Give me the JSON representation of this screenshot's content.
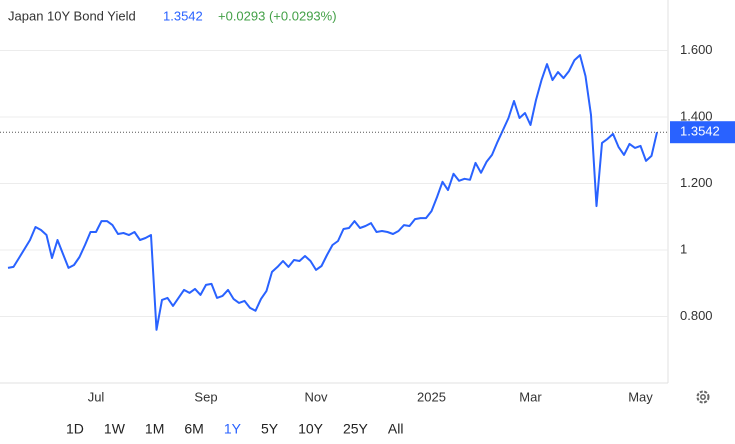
{
  "chart_data": {
    "type": "line",
    "title": "Japan 10Y Bond Yield",
    "last_value": 1.3542,
    "change": "+0.0293 (+0.0293%)",
    "color": "#2962ff",
    "grid": true,
    "ylim": [
      0.6,
      1.75
    ],
    "yticks": [
      {
        "value": 0.8,
        "label": "0.800"
      },
      1,
      {
        "value": 1.2,
        "label": "1.200"
      },
      {
        "value": 1.4,
        "label": "1.400"
      },
      {
        "value": 1.6,
        "label": "1.600"
      }
    ],
    "categories": [
      null,
      null,
      null,
      null,
      null,
      null,
      null,
      null,
      null,
      null,
      null,
      null,
      null,
      null,
      null,
      null,
      "Jul",
      null,
      null,
      null,
      null,
      null,
      null,
      null,
      null,
      null,
      null,
      null,
      null,
      null,
      null,
      null,
      null,
      null,
      null,
      null,
      "Sep",
      null,
      null,
      null,
      null,
      null,
      null,
      null,
      null,
      null,
      null,
      null,
      null,
      null,
      null,
      null,
      null,
      null,
      null,
      null,
      "Nov",
      null,
      null,
      null,
      null,
      null,
      null,
      null,
      null,
      null,
      null,
      null,
      null,
      null,
      null,
      null,
      null,
      null,
      null,
      null,
      null,
      "2025",
      null,
      null,
      null,
      null,
      null,
      null,
      null,
      null,
      null,
      null,
      null,
      null,
      null,
      null,
      null,
      null,
      null,
      "Mar",
      null,
      null,
      null,
      null,
      null,
      null,
      null,
      null,
      null,
      null,
      null,
      null,
      null,
      null,
      null,
      null,
      null,
      null,
      null,
      "May",
      null,
      null,
      null
    ],
    "values": [
      0.946,
      0.949,
      0.976,
      1.003,
      1.03,
      1.069,
      1.06,
      1.045,
      0.976,
      1.03,
      0.988,
      0.946,
      0.955,
      0.979,
      1.015,
      1.054,
      1.054,
      1.087,
      1.087,
      1.075,
      1.048,
      1.051,
      1.045,
      1.054,
      1.03,
      1.036,
      1.045,
      0.76,
      0.85,
      0.856,
      0.832,
      0.856,
      0.88,
      0.871,
      0.883,
      0.865,
      0.895,
      0.898,
      0.856,
      0.862,
      0.88,
      0.853,
      0.841,
      0.847,
      0.826,
      0.817,
      0.853,
      0.877,
      0.934,
      0.949,
      0.967,
      0.949,
      0.97,
      0.967,
      0.982,
      0.967,
      0.94,
      0.952,
      0.985,
      1.015,
      1.027,
      1.063,
      1.066,
      1.087,
      1.066,
      1.072,
      1.081,
      1.054,
      1.057,
      1.054,
      1.048,
      1.057,
      1.075,
      1.072,
      1.093,
      1.096,
      1.096,
      1.117,
      1.159,
      1.205,
      1.18,
      1.229,
      1.208,
      1.214,
      1.211,
      1.262,
      1.232,
      1.265,
      1.286,
      1.325,
      1.361,
      1.397,
      1.448,
      1.397,
      1.412,
      1.376,
      1.451,
      1.511,
      1.559,
      1.511,
      1.535,
      1.517,
      1.538,
      1.571,
      1.586,
      1.523,
      1.406,
      1.132,
      1.322,
      1.334,
      1.349,
      1.31,
      1.286,
      1.319,
      1.307,
      1.313,
      1.268,
      1.283,
      1.3542
    ]
  },
  "range_buttons": [
    "1D",
    "1W",
    "1M",
    "6M",
    "1Y",
    "5Y",
    "10Y",
    "25Y",
    "All"
  ],
  "selected_range": "1Y"
}
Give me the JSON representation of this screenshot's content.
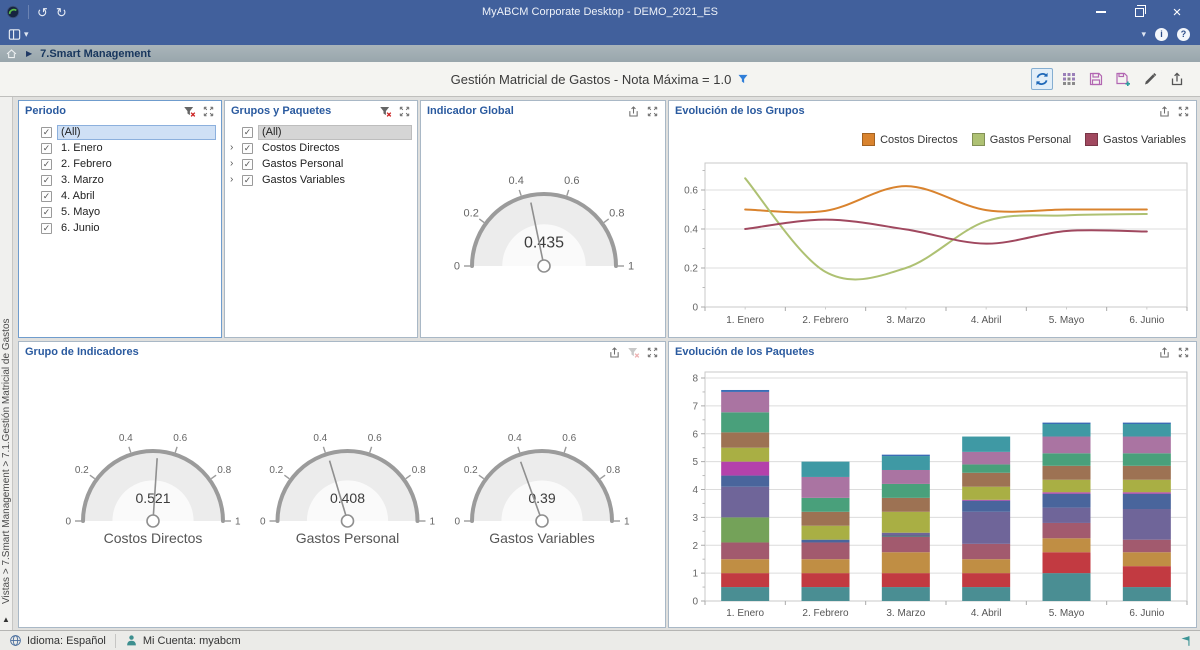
{
  "titlebar": {
    "title": "MyABCM Corporate Desktop - DEMO_2021_ES"
  },
  "icons": {
    "undo": "↺",
    "redo": "↻",
    "chevron_down": "▾",
    "info": "i",
    "help": "?",
    "close": "×",
    "breadcrumb_arrow": "▶",
    "sidebar_collapse": "▲"
  },
  "breadcrumb": {
    "label": "7.Smart Management"
  },
  "view_header": {
    "title": "Gestión Matricial de Gastos - Nota Máxima = 1.0"
  },
  "side_nav": {
    "path": "Vistas > 7.Smart Management > 7.1.Gestión Matricial de Gastos"
  },
  "statusbar": {
    "language": "Idioma: Español",
    "account": "Mi Cuenta: myabcm"
  },
  "filters": {
    "periodo": {
      "title": "Periodo",
      "items": [
        {
          "label": "(All)",
          "checked": true,
          "selected": true
        },
        {
          "label": "1. Enero",
          "checked": true
        },
        {
          "label": "2. Febrero",
          "checked": true
        },
        {
          "label": "3. Marzo",
          "checked": true
        },
        {
          "label": "4. Abril",
          "checked": true
        },
        {
          "label": "5. Mayo",
          "checked": true
        },
        {
          "label": "6. Junio",
          "checked": true
        }
      ]
    },
    "grupos_paquetes": {
      "title": "Grupos y Paquetes",
      "items": [
        {
          "label": "(All)",
          "checked": true,
          "selected": true,
          "expandable": false
        },
        {
          "label": "Costos Directos",
          "checked": true,
          "expandable": true
        },
        {
          "label": "Gastos Personal",
          "checked": true,
          "expandable": true
        },
        {
          "label": "Gastos Variables",
          "checked": true,
          "expandable": true
        }
      ]
    }
  },
  "chart_data": [
    {
      "type": "gauge",
      "panel": "Indicador Global",
      "value": 0.435,
      "min": 0,
      "max": 1,
      "ticks": [
        0.2,
        0.4,
        0.6,
        0.8
      ]
    },
    {
      "type": "line",
      "panel": "Evolución de los Grupos",
      "categories": [
        "1. Enero",
        "2. Febrero",
        "3. Marzo",
        "4. Abril",
        "5. Mayo",
        "6. Junio"
      ],
      "ylim": [
        0,
        0.74
      ],
      "yticks": [
        0,
        0.2,
        0.4,
        0.6
      ],
      "grid": true,
      "legend_position": "top-right",
      "series": [
        {
          "name": "Costos Directos",
          "color": "#d9832e",
          "values": [
            0.5,
            0.493,
            0.62,
            0.497,
            0.5,
            0.5
          ]
        },
        {
          "name": "Gastos Personal",
          "color": "#aec173",
          "values": [
            0.66,
            0.18,
            0.2,
            0.44,
            0.47,
            0.477
          ]
        },
        {
          "name": "Gastos Variables",
          "color": "#a0485f",
          "values": [
            0.4,
            0.448,
            0.398,
            0.325,
            0.39,
            0.387
          ]
        }
      ]
    },
    {
      "type": "gauge",
      "panel": "Grupo de Indicadores",
      "min": 0,
      "max": 1,
      "ticks": [
        0.2,
        0.4,
        0.6,
        0.8
      ],
      "gauges": [
        {
          "label": "Costos Directos",
          "value": 0.521
        },
        {
          "label": "Gastos Personal",
          "value": 0.408
        },
        {
          "label": "Gastos Variables",
          "value": 0.39
        }
      ]
    },
    {
      "type": "bar",
      "stacked": true,
      "panel": "Evolución de los Paquetes",
      "categories": [
        "1. Enero",
        "2. Febrero",
        "3. Marzo",
        "4. Abril",
        "5. Mayo",
        "6. Junio"
      ],
      "ylim": [
        0,
        8
      ],
      "yticks": [
        0,
        1,
        2,
        3,
        4,
        5,
        6,
        7,
        8
      ],
      "grid": true,
      "palette": {
        "teal": "#4a8e93",
        "red": "#c23a41",
        "tan": "#c08e44",
        "mauve": "#a25a6e",
        "green": "#74a259",
        "purple": "#6f6599",
        "darkblue": "#49659c",
        "magenta": "#b441ab",
        "yellowgreen": "#a9af44",
        "brown": "#9d7253",
        "seagreen": "#49a07b",
        "orchid": "#aa74a2",
        "bluecap": "#3a6cb5",
        "cyan": "#3f99a4",
        "darkteal": "#50707a"
      },
      "bars": [
        [
          [
            "teal",
            0.5
          ],
          [
            "red",
            0.5
          ],
          [
            "tan",
            0.5
          ],
          [
            "mauve",
            0.6
          ],
          [
            "green",
            0.9
          ],
          [
            "purple",
            1.1
          ],
          [
            "darkblue",
            0.4
          ],
          [
            "magenta",
            0.5
          ],
          [
            "yellowgreen",
            0.5
          ],
          [
            "brown",
            0.55
          ],
          [
            "seagreen",
            0.72
          ],
          [
            "orchid",
            0.73
          ],
          [
            "bluecap",
            0.07
          ]
        ],
        [
          [
            "teal",
            0.5
          ],
          [
            "red",
            0.5
          ],
          [
            "tan",
            0.5
          ],
          [
            "mauve",
            0.6
          ],
          [
            "darkblue",
            0.1
          ],
          [
            "yellowgreen",
            0.5
          ],
          [
            "brown",
            0.5
          ],
          [
            "seagreen",
            0.5
          ],
          [
            "orchid",
            0.75
          ],
          [
            "cyan",
            0.55
          ]
        ],
        [
          [
            "teal",
            0.5
          ],
          [
            "red",
            0.5
          ],
          [
            "tan",
            0.75
          ],
          [
            "mauve",
            0.55
          ],
          [
            "darkteal",
            0.05
          ],
          [
            "purple",
            0.1
          ],
          [
            "yellowgreen",
            0.75
          ],
          [
            "brown",
            0.5
          ],
          [
            "seagreen",
            0.5
          ],
          [
            "orchid",
            0.5
          ],
          [
            "cyan",
            0.5
          ],
          [
            "bluecap",
            0.05
          ]
        ],
        [
          [
            "teal",
            0.5
          ],
          [
            "red",
            0.5
          ],
          [
            "tan",
            0.5
          ],
          [
            "mauve",
            0.55
          ],
          [
            "purple",
            1.15
          ],
          [
            "darkblue",
            0.4
          ],
          [
            "magenta",
            0.03
          ],
          [
            "yellowgreen",
            0.47
          ],
          [
            "brown",
            0.5
          ],
          [
            "seagreen",
            0.3
          ],
          [
            "orchid",
            0.45
          ],
          [
            "cyan",
            0.55
          ]
        ],
        [
          [
            "teal",
            1.0
          ],
          [
            "red",
            0.75
          ],
          [
            "tan",
            0.5
          ],
          [
            "mauve",
            0.55
          ],
          [
            "purple",
            0.55
          ],
          [
            "darkblue",
            0.5
          ],
          [
            "magenta",
            0.05
          ],
          [
            "yellowgreen",
            0.45
          ],
          [
            "brown",
            0.5
          ],
          [
            "seagreen",
            0.45
          ],
          [
            "orchid",
            0.6
          ],
          [
            "cyan",
            0.45
          ],
          [
            "bluecap",
            0.05
          ]
        ],
        [
          [
            "teal",
            0.5
          ],
          [
            "red",
            0.75
          ],
          [
            "tan",
            0.5
          ],
          [
            "mauve",
            0.45
          ],
          [
            "purple",
            1.1
          ],
          [
            "darkblue",
            0.55
          ],
          [
            "magenta",
            0.05
          ],
          [
            "yellowgreen",
            0.45
          ],
          [
            "brown",
            0.5
          ],
          [
            "seagreen",
            0.45
          ],
          [
            "orchid",
            0.6
          ],
          [
            "cyan",
            0.45
          ],
          [
            "bluecap",
            0.05
          ]
        ]
      ]
    }
  ]
}
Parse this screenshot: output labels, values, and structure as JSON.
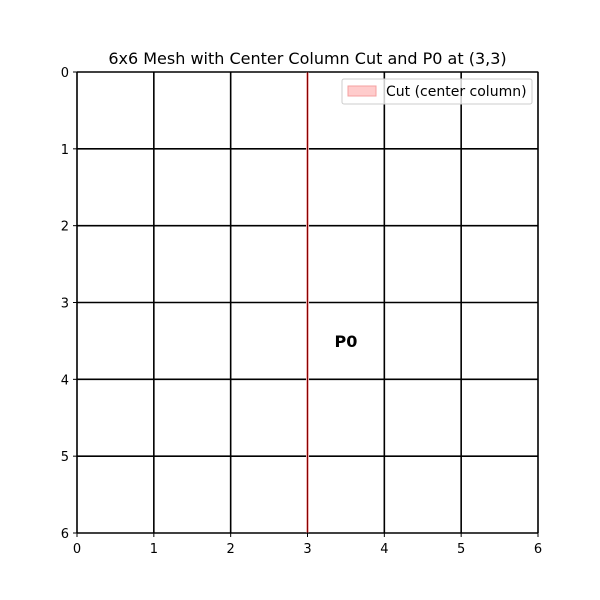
{
  "chart_data": {
    "type": "heatmap",
    "title": "6x6 Mesh with Center Column Cut and P0 at (3,3)",
    "xlabel": "",
    "ylabel": "",
    "xlim": [
      0,
      6
    ],
    "ylim": [
      6,
      0
    ],
    "x_ticks": [
      "0",
      "1",
      "2",
      "3",
      "4",
      "5",
      "6"
    ],
    "y_ticks": [
      "0",
      "1",
      "2",
      "3",
      "4",
      "5",
      "6"
    ],
    "grid": true,
    "mesh": {
      "rows": 6,
      "cols": 6,
      "grid_color": "#000000"
    },
    "cut": {
      "x": 3,
      "label": "Cut (center column)",
      "color": "#ffcccc",
      "line_color": "#8b0000"
    },
    "annotations": [
      {
        "text": "P0",
        "x": 3.5,
        "y": 3.5
      }
    ],
    "legend": {
      "position": "top-right"
    }
  }
}
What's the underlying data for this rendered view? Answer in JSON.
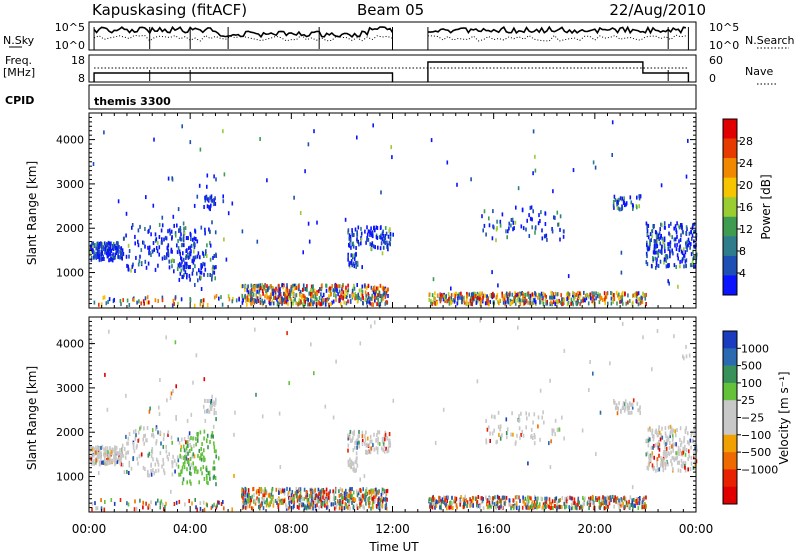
{
  "header": {
    "station": "Kapuskasing (fitACF)",
    "beam": "Beam 05",
    "date": "22/Aug/2010"
  },
  "panels": {
    "nsky": {
      "label": "N.Sky",
      "tick_hi": "10^5",
      "tick_lo": "10^0",
      "right_tick_hi": "10^5",
      "right_tick_lo": "10^0",
      "right_label": "N.Search"
    },
    "freq": {
      "label_top": "Freq.",
      "label_bottom": "[MHz]",
      "tick_hi": "18",
      "tick_lo": "8",
      "right_tick_hi": "60",
      "right_tick_lo": "0",
      "right_label": "Nave"
    },
    "cpid": {
      "label": "CPID",
      "program": "themis 3300"
    }
  },
  "chart_data": [
    {
      "type": "heatmap",
      "panel": "power",
      "xlabel": "",
      "ylabel": "Slant Range [km]",
      "x_range_hours": [
        0,
        24
      ],
      "ylim": [
        200,
        4600
      ],
      "yticks": [
        "1000",
        "2000",
        "3000",
        "4000"
      ],
      "colorbar_label": "Power [dB]",
      "colorbar_ticks": [
        "4",
        "8",
        "12",
        "16",
        "20",
        "24",
        "28"
      ],
      "colorbar_colors": [
        "#0a14ff",
        "#1e4fb4",
        "#2e7d8c",
        "#3e9b52",
        "#9acd32",
        "#f7c400",
        "#f08800",
        "#e63a00",
        "#e00000"
      ],
      "data_gaps_hours": [
        [
          12.0,
          13.4
        ]
      ]
    },
    {
      "type": "heatmap",
      "panel": "velocity",
      "xlabel": "Time UT",
      "ylabel": "Slant Range [km]",
      "x_range_hours": [
        0,
        24
      ],
      "ylim": [
        200,
        4600
      ],
      "yticks": [
        "1000",
        "2000",
        "3000",
        "4000"
      ],
      "xticks": [
        "00:00",
        "04:00",
        "08:00",
        "12:00",
        "16:00",
        "20:00",
        "00:00"
      ],
      "colorbar_label": "Velocity [m s⁻¹]",
      "colorbar_ticks": [
        "1000",
        "500",
        "100",
        "25",
        "−25",
        "−100",
        "−500",
        "−1000"
      ],
      "colorbar_colors": [
        "#1a3cbe",
        "#2a6ab0",
        "#37925a",
        "#63c23a",
        "#c8c8c8",
        "#c8c8c8",
        "#f0a000",
        "#ee6a00",
        "#e82200",
        "#e00000"
      ],
      "data_gaps_hours": [
        [
          12.0,
          13.4
        ]
      ]
    }
  ]
}
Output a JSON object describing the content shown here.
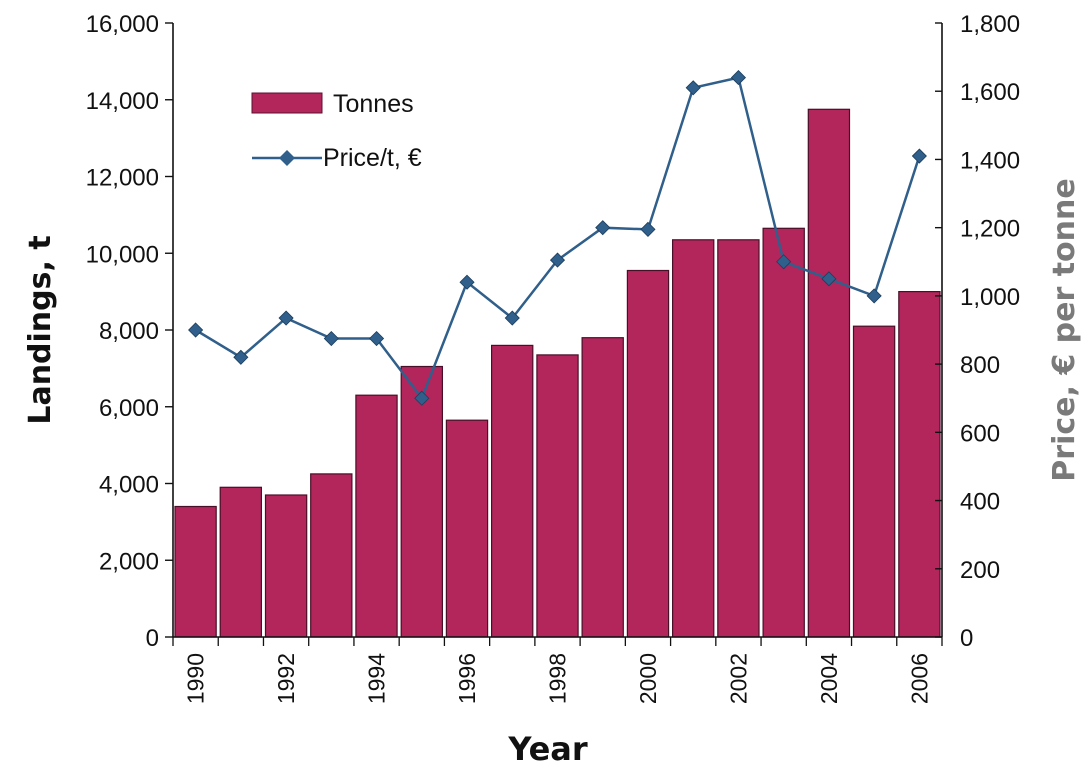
++++++++++++++++++++
Instructions for the task:
Extract all lines from the data in which "Management" is found.

Solution:
    "label": "7.Smart Management"
    "path": "Vistas > 7.Smart Management > 7.1.Gestión Matricial de Gastos"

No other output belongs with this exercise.